**TASK OBJECTIVE:**
Transcribe the material exactly. Images do not belong in the copy.

◆ ◆ ◆

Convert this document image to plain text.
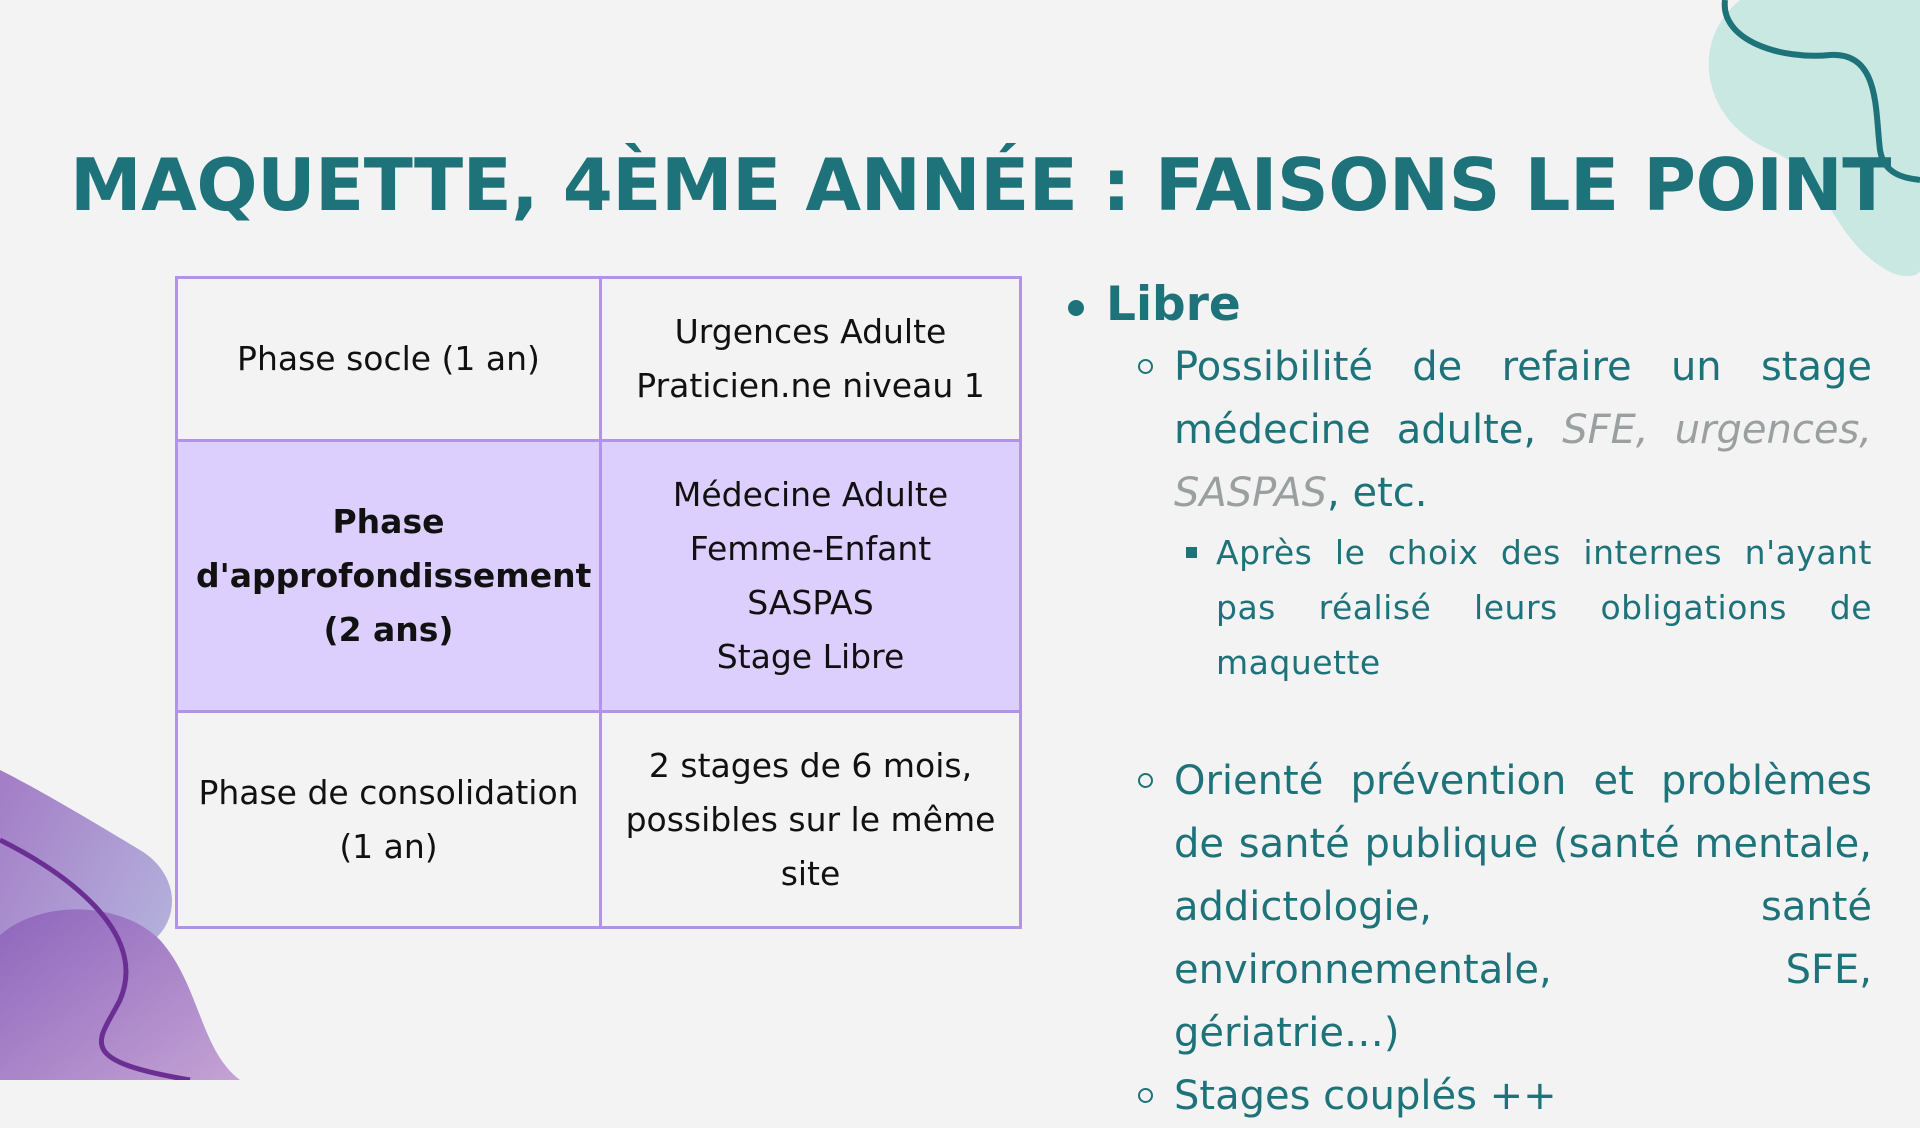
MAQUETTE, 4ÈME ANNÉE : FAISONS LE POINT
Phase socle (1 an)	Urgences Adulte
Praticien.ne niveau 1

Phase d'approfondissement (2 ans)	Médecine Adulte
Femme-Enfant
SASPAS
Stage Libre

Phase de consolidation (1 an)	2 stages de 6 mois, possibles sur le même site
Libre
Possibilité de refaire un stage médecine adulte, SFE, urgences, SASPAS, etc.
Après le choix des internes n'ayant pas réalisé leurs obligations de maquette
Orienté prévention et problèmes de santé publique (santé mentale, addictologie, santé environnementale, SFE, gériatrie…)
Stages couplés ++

◆ ◆ ◆

**REPLY TO THE TASK:**
Convert this document image to plain text.
MAQUETTE, 4ÈME ANNÉE : FAISONS LE POINT
Phase socle (1 an)	Urgences Adulte
Praticien.ne niveau 1

Phase d'approfondissement (2 ans)	Médecine Adulte
Femme-Enfant
SASPAS
Stage Libre

Phase de consolidation (1 an)	2 stages de 6 mois, possibles sur le même site
Libre
Possibilité de refaire un stage médecine adulte, SFE, urgences, SASPAS, etc.
Après le choix des internes n'ayant pas réalisé leurs obligations de maquette
Orienté prévention et problèmes de santé publique (santé mentale, addictologie, santé environnementale, SFE, gériatrie…)
Stages couplés ++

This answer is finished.